::: INFORMATION SHOWN
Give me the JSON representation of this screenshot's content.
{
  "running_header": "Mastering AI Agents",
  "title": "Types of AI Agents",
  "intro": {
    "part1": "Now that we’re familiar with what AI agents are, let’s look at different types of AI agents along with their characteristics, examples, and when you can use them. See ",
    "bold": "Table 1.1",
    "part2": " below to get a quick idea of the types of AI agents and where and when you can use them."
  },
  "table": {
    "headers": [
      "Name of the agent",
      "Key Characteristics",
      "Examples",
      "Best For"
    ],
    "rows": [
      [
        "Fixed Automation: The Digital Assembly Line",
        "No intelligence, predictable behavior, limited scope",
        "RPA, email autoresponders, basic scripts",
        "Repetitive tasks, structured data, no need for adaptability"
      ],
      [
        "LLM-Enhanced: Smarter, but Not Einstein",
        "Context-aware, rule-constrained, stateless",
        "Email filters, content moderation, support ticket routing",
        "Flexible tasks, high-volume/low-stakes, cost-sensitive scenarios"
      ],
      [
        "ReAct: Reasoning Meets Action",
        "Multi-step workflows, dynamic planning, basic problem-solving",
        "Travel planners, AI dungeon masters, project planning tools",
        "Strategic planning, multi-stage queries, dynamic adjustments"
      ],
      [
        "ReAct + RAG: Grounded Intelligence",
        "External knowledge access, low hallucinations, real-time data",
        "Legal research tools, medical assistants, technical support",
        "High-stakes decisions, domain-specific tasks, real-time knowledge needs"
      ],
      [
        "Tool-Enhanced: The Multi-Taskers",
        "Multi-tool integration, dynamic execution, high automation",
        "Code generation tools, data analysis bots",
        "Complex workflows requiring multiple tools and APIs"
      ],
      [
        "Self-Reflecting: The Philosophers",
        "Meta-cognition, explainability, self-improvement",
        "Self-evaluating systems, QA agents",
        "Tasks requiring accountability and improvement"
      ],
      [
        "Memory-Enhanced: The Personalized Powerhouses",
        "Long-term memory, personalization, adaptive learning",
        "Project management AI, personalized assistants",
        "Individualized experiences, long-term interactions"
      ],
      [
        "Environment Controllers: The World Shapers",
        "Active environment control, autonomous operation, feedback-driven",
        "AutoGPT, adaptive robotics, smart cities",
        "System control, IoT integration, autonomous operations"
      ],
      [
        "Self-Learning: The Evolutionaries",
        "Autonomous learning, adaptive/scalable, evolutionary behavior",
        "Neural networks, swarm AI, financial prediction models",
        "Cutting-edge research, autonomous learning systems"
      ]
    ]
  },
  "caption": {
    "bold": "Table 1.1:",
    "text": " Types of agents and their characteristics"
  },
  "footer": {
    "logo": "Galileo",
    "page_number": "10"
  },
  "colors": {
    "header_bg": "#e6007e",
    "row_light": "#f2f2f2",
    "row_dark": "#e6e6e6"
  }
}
::::::
* [TASK DETAILS]: Give the material above again, word for word.

* [EXERCISE RESULT]:
Give me the JSON representation of this screenshot's content.
{
  "running_header": "Mastering AI Agents",
  "title": "Types of AI Agents",
  "intro": {
    "part1": "Now that we’re familiar with what AI agents are, let’s look at different types of AI agents along with their characteristics, examples, and when you can use them. See ",
    "bold": "Table 1.1",
    "part2": " below to get a quick idea of the types of AI agents and where and when you can use them."
  },
  "table": {
    "headers": [
      "Name of the agent",
      "Key Characteristics",
      "Examples",
      "Best For"
    ],
    "rows": [
      [
        "Fixed Automation: The Digital Assembly Line",
        "No intelligence, predictable behavior, limited scope",
        "RPA, email autoresponders, basic scripts",
        "Repetitive tasks, structured data, no need for adaptability"
      ],
      [
        "LLM-Enhanced: Smarter, but Not Einstein",
        "Context-aware, rule-constrained, stateless",
        "Email filters, content moderation, support ticket routing",
        "Flexible tasks, high-volume/low-stakes, cost-sensitive scenarios"
      ],
      [
        "ReAct: Reasoning Meets Action",
        "Multi-step workflows, dynamic planning, basic problem-solving",
        "Travel planners, AI dungeon masters, project planning tools",
        "Strategic planning, multi-stage queries, dynamic adjustments"
      ],
      [
        "ReAct + RAG: Grounded Intelligence",
        "External knowledge access, low hallucinations, real-time data",
        "Legal research tools, medical assistants, technical support",
        "High-stakes decisions, domain-specific tasks, real-time knowledge needs"
      ],
      [
        "Tool-Enhanced: The Multi-Taskers",
        "Multi-tool integration, dynamic execution, high automation",
        "Code generation tools, data analysis bots",
        "Complex workflows requiring multiple tools and APIs"
      ],
      [
        "Self-Reflecting: The Philosophers",
        "Meta-cognition, explainability, self-improvement",
        "Self-evaluating systems, QA agents",
        "Tasks requiring accountability and improvement"
      ],
      [
        "Memory-Enhanced: The Personalized Powerhouses",
        "Long-term memory, personalization, adaptive learning",
        "Project management AI, personalized assistants",
        "Individualized experiences, long-term interactions"
      ],
      [
        "Environment Controllers: The World Shapers",
        "Active environment control, autonomous operation, feedback-driven",
        "AutoGPT, adaptive robotics, smart cities",
        "System control, IoT integration, autonomous operations"
      ],
      [
        "Self-Learning: The Evolutionaries",
        "Autonomous learning, adaptive/scalable, evolutionary behavior",
        "Neural networks, swarm AI, financial prediction models",
        "Cutting-edge research, autonomous learning systems"
      ]
    ]
  },
  "caption": {
    "bold": "Table 1.1:",
    "text": " Types of agents and their characteristics"
  },
  "footer": {
    "logo": "Galileo",
    "page_number": "10"
  },
  "colors": {
    "header_bg": "#e6007e",
    "row_light": "#f2f2f2",
    "row_dark": "#e6e6e6"
  }
}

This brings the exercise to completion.